***** ENTRIES SHOWN

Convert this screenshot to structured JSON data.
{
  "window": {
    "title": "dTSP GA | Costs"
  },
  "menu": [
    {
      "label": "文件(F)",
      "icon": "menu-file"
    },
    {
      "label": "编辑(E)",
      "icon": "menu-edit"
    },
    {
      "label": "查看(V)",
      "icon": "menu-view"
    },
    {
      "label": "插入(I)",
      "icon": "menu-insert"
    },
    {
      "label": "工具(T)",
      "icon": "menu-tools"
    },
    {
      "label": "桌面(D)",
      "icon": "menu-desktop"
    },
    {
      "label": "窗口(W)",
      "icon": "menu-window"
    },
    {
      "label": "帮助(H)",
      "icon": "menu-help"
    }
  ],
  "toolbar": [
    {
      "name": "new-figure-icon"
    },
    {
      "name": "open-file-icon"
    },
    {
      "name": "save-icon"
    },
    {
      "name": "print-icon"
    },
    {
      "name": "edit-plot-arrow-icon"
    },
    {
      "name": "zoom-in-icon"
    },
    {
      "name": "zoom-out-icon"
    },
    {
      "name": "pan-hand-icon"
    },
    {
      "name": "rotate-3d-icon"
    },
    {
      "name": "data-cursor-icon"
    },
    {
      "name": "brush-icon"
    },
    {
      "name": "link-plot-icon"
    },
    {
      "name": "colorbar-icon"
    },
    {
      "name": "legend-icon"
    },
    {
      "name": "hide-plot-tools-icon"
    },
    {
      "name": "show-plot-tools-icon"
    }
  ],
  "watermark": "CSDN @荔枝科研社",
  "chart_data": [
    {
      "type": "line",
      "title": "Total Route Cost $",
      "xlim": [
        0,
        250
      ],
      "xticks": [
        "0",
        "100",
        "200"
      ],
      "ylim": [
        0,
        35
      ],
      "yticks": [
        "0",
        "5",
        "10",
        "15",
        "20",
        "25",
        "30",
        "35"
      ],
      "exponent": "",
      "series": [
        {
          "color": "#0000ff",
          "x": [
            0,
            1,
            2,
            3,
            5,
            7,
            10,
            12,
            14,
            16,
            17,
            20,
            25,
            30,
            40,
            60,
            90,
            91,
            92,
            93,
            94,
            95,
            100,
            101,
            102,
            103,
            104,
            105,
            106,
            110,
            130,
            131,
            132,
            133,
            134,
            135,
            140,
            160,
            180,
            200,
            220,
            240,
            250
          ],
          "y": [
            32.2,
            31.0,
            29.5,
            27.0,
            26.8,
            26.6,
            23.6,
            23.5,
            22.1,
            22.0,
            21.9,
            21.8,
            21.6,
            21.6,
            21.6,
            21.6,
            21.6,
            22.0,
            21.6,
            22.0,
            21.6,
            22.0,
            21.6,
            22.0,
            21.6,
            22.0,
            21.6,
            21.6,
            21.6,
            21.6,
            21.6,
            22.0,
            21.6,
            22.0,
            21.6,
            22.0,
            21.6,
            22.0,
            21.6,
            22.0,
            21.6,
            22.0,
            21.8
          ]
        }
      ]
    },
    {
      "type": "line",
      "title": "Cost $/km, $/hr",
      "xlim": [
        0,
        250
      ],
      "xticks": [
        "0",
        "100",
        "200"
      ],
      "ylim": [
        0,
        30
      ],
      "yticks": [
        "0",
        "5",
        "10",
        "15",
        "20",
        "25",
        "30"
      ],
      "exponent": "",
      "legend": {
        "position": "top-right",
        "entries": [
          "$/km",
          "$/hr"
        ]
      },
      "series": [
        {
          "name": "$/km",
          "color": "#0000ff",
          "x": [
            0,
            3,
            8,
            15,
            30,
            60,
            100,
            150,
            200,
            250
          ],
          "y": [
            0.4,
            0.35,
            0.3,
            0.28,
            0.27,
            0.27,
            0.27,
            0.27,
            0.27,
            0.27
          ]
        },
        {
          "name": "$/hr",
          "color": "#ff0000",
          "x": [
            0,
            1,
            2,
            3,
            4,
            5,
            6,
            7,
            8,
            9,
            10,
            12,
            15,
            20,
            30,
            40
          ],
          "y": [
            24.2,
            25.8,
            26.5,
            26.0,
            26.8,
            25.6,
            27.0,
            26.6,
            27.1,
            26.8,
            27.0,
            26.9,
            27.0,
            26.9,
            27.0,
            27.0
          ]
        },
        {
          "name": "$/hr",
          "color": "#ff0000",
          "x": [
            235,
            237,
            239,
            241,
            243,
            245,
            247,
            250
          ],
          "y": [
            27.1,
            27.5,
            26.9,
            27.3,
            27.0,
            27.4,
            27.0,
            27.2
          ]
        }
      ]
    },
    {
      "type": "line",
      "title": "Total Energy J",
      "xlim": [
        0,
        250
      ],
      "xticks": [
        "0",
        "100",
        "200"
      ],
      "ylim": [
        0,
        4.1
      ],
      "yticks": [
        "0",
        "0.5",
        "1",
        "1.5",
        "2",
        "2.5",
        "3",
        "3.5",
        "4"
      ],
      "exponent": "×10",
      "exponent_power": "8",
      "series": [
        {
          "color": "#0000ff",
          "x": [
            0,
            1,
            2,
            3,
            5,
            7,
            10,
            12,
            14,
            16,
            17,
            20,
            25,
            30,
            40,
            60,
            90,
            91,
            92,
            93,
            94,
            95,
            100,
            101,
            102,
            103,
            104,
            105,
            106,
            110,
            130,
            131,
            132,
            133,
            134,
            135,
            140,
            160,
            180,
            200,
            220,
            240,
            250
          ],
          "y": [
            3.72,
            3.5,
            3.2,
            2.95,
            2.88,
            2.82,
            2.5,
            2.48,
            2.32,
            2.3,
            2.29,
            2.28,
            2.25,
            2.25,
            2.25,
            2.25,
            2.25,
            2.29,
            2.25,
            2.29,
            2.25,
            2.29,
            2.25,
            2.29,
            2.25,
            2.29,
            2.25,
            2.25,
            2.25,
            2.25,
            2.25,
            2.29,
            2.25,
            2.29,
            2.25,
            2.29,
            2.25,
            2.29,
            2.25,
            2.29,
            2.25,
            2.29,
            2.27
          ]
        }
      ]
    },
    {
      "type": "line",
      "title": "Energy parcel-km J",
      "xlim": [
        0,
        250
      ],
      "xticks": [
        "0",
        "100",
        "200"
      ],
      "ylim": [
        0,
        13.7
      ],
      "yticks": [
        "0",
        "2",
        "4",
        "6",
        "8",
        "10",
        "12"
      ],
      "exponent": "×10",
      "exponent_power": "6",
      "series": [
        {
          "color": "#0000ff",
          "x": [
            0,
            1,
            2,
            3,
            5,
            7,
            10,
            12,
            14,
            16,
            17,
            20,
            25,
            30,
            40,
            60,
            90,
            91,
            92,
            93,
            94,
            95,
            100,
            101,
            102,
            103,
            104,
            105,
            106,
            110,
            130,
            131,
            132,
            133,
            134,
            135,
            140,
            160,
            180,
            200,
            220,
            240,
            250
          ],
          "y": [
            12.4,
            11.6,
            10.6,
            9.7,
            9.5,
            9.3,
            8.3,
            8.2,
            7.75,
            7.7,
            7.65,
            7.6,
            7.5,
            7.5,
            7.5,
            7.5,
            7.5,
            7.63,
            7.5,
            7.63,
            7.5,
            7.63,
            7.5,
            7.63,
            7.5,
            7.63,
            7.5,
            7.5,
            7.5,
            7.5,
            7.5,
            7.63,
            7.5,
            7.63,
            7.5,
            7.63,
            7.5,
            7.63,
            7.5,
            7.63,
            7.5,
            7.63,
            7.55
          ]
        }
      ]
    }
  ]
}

**********

(TASK GOAL): Repeat each record in full; every line must match exactly.

(FINAL ANSWER):
Convert this screenshot to structured JSON data.
{
  "window": {
    "title": "dTSP GA | Costs"
  },
  "menu": [
    {
      "label": "文件(F)",
      "icon": "menu-file"
    },
    {
      "label": "编辑(E)",
      "icon": "menu-edit"
    },
    {
      "label": "查看(V)",
      "icon": "menu-view"
    },
    {
      "label": "插入(I)",
      "icon": "menu-insert"
    },
    {
      "label": "工具(T)",
      "icon": "menu-tools"
    },
    {
      "label": "桌面(D)",
      "icon": "menu-desktop"
    },
    {
      "label": "窗口(W)",
      "icon": "menu-window"
    },
    {
      "label": "帮助(H)",
      "icon": "menu-help"
    }
  ],
  "toolbar": [
    {
      "name": "new-figure-icon"
    },
    {
      "name": "open-file-icon"
    },
    {
      "name": "save-icon"
    },
    {
      "name": "print-icon"
    },
    {
      "name": "edit-plot-arrow-icon"
    },
    {
      "name": "zoom-in-icon"
    },
    {
      "name": "zoom-out-icon"
    },
    {
      "name": "pan-hand-icon"
    },
    {
      "name": "rotate-3d-icon"
    },
    {
      "name": "data-cursor-icon"
    },
    {
      "name": "brush-icon"
    },
    {
      "name": "link-plot-icon"
    },
    {
      "name": "colorbar-icon"
    },
    {
      "name": "legend-icon"
    },
    {
      "name": "hide-plot-tools-icon"
    },
    {
      "name": "show-plot-tools-icon"
    }
  ],
  "watermark": "CSDN @荔枝科研社",
  "chart_data": [
    {
      "type": "line",
      "title": "Total Route Cost $",
      "xlim": [
        0,
        250
      ],
      "xticks": [
        "0",
        "100",
        "200"
      ],
      "ylim": [
        0,
        35
      ],
      "yticks": [
        "0",
        "5",
        "10",
        "15",
        "20",
        "25",
        "30",
        "35"
      ],
      "exponent": "",
      "series": [
        {
          "color": "#0000ff",
          "x": [
            0,
            1,
            2,
            3,
            5,
            7,
            10,
            12,
            14,
            16,
            17,
            20,
            25,
            30,
            40,
            60,
            90,
            91,
            92,
            93,
            94,
            95,
            100,
            101,
            102,
            103,
            104,
            105,
            106,
            110,
            130,
            131,
            132,
            133,
            134,
            135,
            140,
            160,
            180,
            200,
            220,
            240,
            250
          ],
          "y": [
            32.2,
            31.0,
            29.5,
            27.0,
            26.8,
            26.6,
            23.6,
            23.5,
            22.1,
            22.0,
            21.9,
            21.8,
            21.6,
            21.6,
            21.6,
            21.6,
            21.6,
            22.0,
            21.6,
            22.0,
            21.6,
            22.0,
            21.6,
            22.0,
            21.6,
            22.0,
            21.6,
            21.6,
            21.6,
            21.6,
            21.6,
            22.0,
            21.6,
            22.0,
            21.6,
            22.0,
            21.6,
            22.0,
            21.6,
            22.0,
            21.6,
            22.0,
            21.8
          ]
        }
      ]
    },
    {
      "type": "line",
      "title": "Cost $/km, $/hr",
      "xlim": [
        0,
        250
      ],
      "xticks": [
        "0",
        "100",
        "200"
      ],
      "ylim": [
        0,
        30
      ],
      "yticks": [
        "0",
        "5",
        "10",
        "15",
        "20",
        "25",
        "30"
      ],
      "exponent": "",
      "legend": {
        "position": "top-right",
        "entries": [
          "$/km",
          "$/hr"
        ]
      },
      "series": [
        {
          "name": "$/km",
          "color": "#0000ff",
          "x": [
            0,
            3,
            8,
            15,
            30,
            60,
            100,
            150,
            200,
            250
          ],
          "y": [
            0.4,
            0.35,
            0.3,
            0.28,
            0.27,
            0.27,
            0.27,
            0.27,
            0.27,
            0.27
          ]
        },
        {
          "name": "$/hr",
          "color": "#ff0000",
          "x": [
            0,
            1,
            2,
            3,
            4,
            5,
            6,
            7,
            8,
            9,
            10,
            12,
            15,
            20,
            30,
            40
          ],
          "y": [
            24.2,
            25.8,
            26.5,
            26.0,
            26.8,
            25.6,
            27.0,
            26.6,
            27.1,
            26.8,
            27.0,
            26.9,
            27.0,
            26.9,
            27.0,
            27.0
          ]
        },
        {
          "name": "$/hr",
          "color": "#ff0000",
          "x": [
            235,
            237,
            239,
            241,
            243,
            245,
            247,
            250
          ],
          "y": [
            27.1,
            27.5,
            26.9,
            27.3,
            27.0,
            27.4,
            27.0,
            27.2
          ]
        }
      ]
    },
    {
      "type": "line",
      "title": "Total Energy J",
      "xlim": [
        0,
        250
      ],
      "xticks": [
        "0",
        "100",
        "200"
      ],
      "ylim": [
        0,
        4.1
      ],
      "yticks": [
        "0",
        "0.5",
        "1",
        "1.5",
        "2",
        "2.5",
        "3",
        "3.5",
        "4"
      ],
      "exponent": "×10",
      "exponent_power": "8",
      "series": [
        {
          "color": "#0000ff",
          "x": [
            0,
            1,
            2,
            3,
            5,
            7,
            10,
            12,
            14,
            16,
            17,
            20,
            25,
            30,
            40,
            60,
            90,
            91,
            92,
            93,
            94,
            95,
            100,
            101,
            102,
            103,
            104,
            105,
            106,
            110,
            130,
            131,
            132,
            133,
            134,
            135,
            140,
            160,
            180,
            200,
            220,
            240,
            250
          ],
          "y": [
            3.72,
            3.5,
            3.2,
            2.95,
            2.88,
            2.82,
            2.5,
            2.48,
            2.32,
            2.3,
            2.29,
            2.28,
            2.25,
            2.25,
            2.25,
            2.25,
            2.25,
            2.29,
            2.25,
            2.29,
            2.25,
            2.29,
            2.25,
            2.29,
            2.25,
            2.29,
            2.25,
            2.25,
            2.25,
            2.25,
            2.25,
            2.29,
            2.25,
            2.29,
            2.25,
            2.29,
            2.25,
            2.29,
            2.25,
            2.29,
            2.25,
            2.29,
            2.27
          ]
        }
      ]
    },
    {
      "type": "line",
      "title": "Energy parcel-km J",
      "xlim": [
        0,
        250
      ],
      "xticks": [
        "0",
        "100",
        "200"
      ],
      "ylim": [
        0,
        13.7
      ],
      "yticks": [
        "0",
        "2",
        "4",
        "6",
        "8",
        "10",
        "12"
      ],
      "exponent": "×10",
      "exponent_power": "6",
      "series": [
        {
          "color": "#0000ff",
          "x": [
            0,
            1,
            2,
            3,
            5,
            7,
            10,
            12,
            14,
            16,
            17,
            20,
            25,
            30,
            40,
            60,
            90,
            91,
            92,
            93,
            94,
            95,
            100,
            101,
            102,
            103,
            104,
            105,
            106,
            110,
            130,
            131,
            132,
            133,
            134,
            135,
            140,
            160,
            180,
            200,
            220,
            240,
            250
          ],
          "y": [
            12.4,
            11.6,
            10.6,
            9.7,
            9.5,
            9.3,
            8.3,
            8.2,
            7.75,
            7.7,
            7.65,
            7.6,
            7.5,
            7.5,
            7.5,
            7.5,
            7.5,
            7.63,
            7.5,
            7.63,
            7.5,
            7.63,
            7.5,
            7.63,
            7.5,
            7.63,
            7.5,
            7.5,
            7.5,
            7.5,
            7.5,
            7.63,
            7.5,
            7.63,
            7.5,
            7.63,
            7.5,
            7.63,
            7.5,
            7.63,
            7.5,
            7.63,
            7.55
          ]
        }
      ]
    }
  ]
}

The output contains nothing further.